▶ [EXERCISE DIRECTIONS] Look for the word "What". Copy every line of the listing where it occurs.
++++++
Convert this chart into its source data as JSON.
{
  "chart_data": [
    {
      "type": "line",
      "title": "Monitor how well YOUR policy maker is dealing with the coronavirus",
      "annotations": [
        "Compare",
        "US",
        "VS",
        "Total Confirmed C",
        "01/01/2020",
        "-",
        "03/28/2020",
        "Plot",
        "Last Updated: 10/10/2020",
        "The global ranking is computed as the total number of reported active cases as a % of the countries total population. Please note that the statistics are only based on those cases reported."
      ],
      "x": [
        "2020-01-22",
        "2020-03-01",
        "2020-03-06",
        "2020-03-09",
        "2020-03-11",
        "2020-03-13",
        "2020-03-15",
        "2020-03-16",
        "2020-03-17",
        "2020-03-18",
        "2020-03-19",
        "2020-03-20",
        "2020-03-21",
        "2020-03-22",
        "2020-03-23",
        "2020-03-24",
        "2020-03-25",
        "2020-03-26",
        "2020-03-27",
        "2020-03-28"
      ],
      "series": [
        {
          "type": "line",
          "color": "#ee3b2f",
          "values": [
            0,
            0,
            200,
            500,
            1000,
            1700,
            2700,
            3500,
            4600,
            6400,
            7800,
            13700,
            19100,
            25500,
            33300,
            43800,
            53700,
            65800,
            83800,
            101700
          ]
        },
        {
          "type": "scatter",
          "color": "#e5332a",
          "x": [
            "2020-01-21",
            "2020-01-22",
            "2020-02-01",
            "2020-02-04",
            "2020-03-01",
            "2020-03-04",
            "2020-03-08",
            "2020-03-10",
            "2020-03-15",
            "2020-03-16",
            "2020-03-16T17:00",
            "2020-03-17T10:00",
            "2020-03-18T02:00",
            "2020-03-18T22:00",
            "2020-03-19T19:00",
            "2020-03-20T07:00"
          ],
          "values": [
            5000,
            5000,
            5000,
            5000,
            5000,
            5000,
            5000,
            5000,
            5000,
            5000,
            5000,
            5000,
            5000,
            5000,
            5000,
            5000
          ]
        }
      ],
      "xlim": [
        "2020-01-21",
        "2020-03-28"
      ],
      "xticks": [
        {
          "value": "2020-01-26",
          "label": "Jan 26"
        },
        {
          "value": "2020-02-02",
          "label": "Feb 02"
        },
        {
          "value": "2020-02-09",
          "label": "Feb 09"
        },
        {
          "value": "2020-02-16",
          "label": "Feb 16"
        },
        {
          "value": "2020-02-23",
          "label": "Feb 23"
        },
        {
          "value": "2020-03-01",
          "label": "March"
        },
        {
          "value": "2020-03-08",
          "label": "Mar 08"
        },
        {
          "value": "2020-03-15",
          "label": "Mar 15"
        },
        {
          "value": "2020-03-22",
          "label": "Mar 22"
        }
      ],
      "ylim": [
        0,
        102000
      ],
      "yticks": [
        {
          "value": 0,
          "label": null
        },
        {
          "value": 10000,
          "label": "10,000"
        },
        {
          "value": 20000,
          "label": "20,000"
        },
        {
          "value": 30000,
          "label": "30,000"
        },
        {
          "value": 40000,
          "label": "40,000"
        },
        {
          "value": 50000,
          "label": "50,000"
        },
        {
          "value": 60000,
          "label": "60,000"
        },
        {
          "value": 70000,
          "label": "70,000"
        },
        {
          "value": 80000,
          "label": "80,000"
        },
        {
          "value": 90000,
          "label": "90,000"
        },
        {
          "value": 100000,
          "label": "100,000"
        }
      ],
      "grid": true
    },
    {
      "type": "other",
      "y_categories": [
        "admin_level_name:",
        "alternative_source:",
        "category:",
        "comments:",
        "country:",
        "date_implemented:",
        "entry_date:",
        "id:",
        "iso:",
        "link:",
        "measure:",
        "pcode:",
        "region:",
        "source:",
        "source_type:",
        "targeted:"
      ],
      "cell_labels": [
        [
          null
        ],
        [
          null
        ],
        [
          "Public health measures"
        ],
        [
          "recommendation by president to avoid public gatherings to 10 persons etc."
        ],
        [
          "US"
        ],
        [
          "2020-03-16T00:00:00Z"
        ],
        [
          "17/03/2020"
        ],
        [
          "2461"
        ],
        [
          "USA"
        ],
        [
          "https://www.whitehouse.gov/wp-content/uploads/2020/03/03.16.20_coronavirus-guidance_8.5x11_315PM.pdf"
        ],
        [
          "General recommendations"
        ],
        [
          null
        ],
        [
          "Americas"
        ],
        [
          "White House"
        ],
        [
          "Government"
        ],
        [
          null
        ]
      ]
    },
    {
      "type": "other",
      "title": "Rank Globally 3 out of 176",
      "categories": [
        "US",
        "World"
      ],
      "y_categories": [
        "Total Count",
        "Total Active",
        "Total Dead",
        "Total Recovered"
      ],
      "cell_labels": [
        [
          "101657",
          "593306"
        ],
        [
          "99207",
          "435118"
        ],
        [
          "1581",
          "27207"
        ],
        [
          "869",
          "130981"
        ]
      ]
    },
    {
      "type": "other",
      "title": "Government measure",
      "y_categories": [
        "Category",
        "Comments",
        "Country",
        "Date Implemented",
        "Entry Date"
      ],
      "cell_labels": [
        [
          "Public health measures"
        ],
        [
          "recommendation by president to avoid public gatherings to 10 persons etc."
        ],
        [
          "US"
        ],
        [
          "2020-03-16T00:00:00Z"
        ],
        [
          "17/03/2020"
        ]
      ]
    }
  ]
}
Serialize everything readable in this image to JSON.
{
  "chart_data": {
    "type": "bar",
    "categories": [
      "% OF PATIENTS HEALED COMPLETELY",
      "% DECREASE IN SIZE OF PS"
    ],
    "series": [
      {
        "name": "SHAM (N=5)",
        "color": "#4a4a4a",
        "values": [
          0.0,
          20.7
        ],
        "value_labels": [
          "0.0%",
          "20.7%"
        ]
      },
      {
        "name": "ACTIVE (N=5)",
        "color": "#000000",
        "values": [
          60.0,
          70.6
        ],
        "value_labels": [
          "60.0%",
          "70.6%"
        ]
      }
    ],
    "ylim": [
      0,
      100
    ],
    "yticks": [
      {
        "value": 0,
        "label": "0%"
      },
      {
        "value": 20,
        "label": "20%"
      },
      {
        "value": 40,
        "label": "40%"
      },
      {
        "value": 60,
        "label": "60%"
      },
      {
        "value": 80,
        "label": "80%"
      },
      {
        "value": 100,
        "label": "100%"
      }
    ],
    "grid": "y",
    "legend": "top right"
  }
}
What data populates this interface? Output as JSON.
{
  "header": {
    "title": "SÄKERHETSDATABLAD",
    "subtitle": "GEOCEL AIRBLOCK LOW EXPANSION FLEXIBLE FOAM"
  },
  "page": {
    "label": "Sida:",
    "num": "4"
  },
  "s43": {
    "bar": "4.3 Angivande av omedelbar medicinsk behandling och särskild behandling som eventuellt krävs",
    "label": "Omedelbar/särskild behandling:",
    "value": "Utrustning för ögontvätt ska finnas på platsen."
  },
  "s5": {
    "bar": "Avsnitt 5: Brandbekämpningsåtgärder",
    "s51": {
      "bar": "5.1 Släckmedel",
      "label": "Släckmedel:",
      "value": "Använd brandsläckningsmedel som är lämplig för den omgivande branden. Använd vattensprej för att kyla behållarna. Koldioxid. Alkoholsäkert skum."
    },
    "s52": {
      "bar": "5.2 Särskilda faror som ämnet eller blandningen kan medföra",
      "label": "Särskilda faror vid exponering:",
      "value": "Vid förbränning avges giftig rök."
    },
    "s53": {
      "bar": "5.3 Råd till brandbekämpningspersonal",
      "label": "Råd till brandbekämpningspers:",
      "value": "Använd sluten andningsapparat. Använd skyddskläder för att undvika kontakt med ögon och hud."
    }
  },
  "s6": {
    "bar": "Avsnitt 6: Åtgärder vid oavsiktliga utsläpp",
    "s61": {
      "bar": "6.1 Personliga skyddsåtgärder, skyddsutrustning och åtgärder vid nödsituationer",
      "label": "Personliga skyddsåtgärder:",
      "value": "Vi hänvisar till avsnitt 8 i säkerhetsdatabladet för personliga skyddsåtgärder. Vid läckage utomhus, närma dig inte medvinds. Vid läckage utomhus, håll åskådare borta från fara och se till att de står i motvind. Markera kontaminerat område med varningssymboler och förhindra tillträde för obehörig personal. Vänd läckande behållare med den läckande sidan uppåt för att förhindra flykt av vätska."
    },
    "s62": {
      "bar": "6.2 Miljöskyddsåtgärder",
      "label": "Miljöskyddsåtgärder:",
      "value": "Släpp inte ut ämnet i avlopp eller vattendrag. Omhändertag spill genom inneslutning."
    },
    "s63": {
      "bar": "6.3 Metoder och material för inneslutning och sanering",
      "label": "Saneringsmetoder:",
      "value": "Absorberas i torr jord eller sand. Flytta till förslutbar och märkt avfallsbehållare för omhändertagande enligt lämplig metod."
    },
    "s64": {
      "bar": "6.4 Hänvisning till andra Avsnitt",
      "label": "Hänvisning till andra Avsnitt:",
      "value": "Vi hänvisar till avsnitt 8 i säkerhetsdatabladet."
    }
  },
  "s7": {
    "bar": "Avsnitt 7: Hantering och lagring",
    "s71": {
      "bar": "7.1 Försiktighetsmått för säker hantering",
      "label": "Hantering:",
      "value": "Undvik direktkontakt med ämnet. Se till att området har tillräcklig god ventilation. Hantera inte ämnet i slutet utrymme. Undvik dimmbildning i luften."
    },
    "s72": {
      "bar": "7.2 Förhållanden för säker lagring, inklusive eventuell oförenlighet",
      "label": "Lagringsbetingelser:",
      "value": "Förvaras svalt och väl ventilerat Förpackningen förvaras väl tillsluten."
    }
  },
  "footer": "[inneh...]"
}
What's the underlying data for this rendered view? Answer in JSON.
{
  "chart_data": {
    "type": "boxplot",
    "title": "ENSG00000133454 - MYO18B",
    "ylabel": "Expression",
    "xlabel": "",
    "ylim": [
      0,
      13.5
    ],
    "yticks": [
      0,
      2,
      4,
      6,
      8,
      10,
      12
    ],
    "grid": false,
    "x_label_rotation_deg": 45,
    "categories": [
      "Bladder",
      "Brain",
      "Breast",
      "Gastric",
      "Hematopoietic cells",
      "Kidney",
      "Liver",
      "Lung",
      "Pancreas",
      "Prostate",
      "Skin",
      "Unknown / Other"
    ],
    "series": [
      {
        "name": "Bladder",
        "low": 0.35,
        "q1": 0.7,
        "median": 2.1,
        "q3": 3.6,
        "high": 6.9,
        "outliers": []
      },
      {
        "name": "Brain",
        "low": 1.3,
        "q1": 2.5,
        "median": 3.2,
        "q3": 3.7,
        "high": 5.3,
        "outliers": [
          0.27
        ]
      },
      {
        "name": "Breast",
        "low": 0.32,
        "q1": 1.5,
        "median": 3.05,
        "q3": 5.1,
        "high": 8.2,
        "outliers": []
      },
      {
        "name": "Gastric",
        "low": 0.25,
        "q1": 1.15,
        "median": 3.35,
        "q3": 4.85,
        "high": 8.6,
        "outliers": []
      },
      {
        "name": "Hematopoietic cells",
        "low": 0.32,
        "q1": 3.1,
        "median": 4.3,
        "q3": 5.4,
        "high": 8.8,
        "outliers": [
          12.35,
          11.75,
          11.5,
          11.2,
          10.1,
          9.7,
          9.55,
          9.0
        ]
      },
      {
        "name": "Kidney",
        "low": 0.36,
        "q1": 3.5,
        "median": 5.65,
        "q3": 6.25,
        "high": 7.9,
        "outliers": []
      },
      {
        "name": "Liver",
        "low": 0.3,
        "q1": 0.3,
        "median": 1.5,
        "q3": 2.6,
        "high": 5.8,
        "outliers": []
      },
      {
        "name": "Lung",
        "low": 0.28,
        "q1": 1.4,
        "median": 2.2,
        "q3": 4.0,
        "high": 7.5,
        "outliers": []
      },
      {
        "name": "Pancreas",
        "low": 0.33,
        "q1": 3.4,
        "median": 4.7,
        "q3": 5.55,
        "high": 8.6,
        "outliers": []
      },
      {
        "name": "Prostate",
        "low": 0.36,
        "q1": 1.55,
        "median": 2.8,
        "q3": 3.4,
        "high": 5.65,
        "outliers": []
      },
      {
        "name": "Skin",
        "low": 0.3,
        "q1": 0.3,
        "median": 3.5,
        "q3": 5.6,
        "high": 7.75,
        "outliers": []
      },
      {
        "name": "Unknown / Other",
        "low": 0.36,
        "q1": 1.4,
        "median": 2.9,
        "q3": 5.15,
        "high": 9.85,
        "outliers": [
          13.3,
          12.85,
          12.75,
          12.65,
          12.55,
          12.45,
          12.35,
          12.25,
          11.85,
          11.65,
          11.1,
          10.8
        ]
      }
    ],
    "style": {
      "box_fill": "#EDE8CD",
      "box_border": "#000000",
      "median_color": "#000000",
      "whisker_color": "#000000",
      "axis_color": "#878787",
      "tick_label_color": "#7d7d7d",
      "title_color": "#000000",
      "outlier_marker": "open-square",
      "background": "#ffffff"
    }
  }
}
++++++
▶ [WORKED SOLUTION]
What data populates this interface? Output as JSON.
What's the underlying data for this rendered view? Answer in JSON.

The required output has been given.